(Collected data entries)

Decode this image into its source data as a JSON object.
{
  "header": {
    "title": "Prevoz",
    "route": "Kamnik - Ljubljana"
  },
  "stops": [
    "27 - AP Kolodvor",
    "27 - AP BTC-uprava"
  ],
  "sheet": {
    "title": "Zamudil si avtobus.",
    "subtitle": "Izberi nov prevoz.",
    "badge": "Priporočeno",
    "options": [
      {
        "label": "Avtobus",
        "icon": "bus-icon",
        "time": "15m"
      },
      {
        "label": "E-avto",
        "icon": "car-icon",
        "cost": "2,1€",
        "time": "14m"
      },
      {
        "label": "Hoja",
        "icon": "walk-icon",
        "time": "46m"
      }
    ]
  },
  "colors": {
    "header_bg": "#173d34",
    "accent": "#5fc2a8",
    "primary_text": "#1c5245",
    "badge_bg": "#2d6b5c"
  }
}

PROBLEM DESCRIPTION: Determine the number of lines in the listing that contain the string "label". Write that number and nothing else.

COMPLETE RESPONSE: 3